Saved entries:
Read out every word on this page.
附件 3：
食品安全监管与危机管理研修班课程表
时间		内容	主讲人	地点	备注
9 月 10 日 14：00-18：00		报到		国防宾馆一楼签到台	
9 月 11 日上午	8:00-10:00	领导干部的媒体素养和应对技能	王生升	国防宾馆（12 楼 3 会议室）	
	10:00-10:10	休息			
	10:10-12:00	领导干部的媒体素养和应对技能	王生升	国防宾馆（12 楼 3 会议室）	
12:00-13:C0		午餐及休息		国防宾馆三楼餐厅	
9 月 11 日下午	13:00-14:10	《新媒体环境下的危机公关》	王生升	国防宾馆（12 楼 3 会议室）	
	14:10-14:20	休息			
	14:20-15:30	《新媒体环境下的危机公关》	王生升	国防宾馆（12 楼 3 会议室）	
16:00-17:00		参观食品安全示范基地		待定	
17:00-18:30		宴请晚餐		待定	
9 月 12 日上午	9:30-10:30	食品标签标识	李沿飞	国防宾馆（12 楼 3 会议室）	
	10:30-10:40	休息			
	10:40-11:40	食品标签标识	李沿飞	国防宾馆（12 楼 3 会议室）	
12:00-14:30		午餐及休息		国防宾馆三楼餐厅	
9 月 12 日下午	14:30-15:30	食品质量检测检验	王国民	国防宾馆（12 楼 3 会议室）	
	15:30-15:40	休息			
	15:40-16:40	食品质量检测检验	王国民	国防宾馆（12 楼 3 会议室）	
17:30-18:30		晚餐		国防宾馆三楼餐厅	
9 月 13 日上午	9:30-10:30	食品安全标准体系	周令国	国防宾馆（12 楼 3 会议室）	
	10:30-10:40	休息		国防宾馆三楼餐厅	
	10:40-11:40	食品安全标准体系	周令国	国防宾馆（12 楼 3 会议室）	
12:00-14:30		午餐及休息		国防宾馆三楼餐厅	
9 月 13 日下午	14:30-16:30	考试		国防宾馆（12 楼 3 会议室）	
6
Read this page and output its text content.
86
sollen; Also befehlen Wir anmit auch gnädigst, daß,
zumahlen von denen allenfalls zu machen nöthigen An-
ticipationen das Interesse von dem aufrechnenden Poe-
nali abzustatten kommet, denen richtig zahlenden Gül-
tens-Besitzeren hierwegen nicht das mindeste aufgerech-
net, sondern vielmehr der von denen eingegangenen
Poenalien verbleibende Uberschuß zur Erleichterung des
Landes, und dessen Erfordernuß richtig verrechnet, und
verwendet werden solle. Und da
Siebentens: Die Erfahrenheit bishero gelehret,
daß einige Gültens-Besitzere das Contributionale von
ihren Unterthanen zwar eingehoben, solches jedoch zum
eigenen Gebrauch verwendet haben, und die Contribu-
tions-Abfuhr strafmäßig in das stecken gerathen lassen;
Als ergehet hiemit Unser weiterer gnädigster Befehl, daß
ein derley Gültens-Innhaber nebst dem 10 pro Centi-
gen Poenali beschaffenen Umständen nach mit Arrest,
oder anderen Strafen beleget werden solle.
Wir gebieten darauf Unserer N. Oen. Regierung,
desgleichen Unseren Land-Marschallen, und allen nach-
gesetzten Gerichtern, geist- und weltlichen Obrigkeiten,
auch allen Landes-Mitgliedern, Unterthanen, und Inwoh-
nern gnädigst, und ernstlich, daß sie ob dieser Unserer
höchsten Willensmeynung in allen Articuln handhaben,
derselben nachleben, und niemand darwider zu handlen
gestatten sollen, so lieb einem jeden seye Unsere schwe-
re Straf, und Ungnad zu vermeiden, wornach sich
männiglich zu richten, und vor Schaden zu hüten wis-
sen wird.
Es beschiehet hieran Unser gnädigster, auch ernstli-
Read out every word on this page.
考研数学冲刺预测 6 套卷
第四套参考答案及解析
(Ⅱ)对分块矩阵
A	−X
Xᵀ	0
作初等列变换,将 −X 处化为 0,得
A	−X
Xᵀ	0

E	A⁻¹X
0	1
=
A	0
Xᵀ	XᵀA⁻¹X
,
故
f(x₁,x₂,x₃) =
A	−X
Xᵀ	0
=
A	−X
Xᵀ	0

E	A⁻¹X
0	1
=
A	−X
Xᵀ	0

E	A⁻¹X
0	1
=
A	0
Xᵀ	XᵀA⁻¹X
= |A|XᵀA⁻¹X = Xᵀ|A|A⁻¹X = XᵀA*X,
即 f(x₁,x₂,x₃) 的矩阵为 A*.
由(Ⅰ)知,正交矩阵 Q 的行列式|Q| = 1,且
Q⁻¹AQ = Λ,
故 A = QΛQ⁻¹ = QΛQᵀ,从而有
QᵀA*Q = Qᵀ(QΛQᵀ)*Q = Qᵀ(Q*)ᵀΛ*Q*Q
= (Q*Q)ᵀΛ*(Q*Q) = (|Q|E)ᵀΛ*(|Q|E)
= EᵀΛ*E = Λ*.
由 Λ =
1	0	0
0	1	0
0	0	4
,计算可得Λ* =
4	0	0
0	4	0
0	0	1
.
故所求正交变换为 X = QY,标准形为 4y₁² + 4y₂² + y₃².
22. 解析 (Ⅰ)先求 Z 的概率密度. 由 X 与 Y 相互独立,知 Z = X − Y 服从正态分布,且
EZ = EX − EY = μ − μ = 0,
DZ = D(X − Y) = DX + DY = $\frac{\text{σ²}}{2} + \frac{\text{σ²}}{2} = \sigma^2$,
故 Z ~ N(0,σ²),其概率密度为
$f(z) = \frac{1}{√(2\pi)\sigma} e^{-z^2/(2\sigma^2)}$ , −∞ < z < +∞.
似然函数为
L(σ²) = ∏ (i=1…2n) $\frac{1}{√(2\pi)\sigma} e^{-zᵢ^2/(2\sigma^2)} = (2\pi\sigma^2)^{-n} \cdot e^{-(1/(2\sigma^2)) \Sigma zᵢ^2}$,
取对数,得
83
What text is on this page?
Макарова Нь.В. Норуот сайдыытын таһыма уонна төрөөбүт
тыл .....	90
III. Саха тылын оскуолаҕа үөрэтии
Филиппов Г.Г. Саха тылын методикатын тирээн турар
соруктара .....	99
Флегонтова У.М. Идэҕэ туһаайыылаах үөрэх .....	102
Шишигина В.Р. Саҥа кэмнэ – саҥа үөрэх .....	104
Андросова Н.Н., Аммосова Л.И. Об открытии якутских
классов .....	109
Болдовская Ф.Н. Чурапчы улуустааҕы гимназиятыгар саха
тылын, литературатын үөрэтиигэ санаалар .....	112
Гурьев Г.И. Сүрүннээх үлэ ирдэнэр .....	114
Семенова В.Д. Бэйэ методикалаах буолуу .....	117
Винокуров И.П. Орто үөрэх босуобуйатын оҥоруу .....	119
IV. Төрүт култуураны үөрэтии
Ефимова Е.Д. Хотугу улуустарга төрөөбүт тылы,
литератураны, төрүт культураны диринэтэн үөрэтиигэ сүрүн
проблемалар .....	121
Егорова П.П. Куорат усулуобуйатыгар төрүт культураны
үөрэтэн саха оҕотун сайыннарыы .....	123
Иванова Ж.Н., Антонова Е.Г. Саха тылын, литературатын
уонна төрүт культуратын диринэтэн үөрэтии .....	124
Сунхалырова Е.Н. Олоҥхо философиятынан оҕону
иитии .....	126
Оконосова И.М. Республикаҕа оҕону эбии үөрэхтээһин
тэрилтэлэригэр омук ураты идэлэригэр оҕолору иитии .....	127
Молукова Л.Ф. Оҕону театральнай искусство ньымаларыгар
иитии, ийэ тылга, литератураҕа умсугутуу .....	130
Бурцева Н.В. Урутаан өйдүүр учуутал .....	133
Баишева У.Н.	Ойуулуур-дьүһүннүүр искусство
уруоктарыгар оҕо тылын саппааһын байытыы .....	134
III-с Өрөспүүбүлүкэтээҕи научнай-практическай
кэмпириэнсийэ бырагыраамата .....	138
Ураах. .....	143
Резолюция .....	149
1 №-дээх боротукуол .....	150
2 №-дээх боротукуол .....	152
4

__DIRECTIONS FOR THIS TASK__
Check each line above for the string "Landes", then copy the ones that have it.

__THE OUTPUT__
Landes, und dessen Erfordernuß richtig verrechnet, und
auch allen Landes-Mitgliedern, Unterthanen, und Inwoh-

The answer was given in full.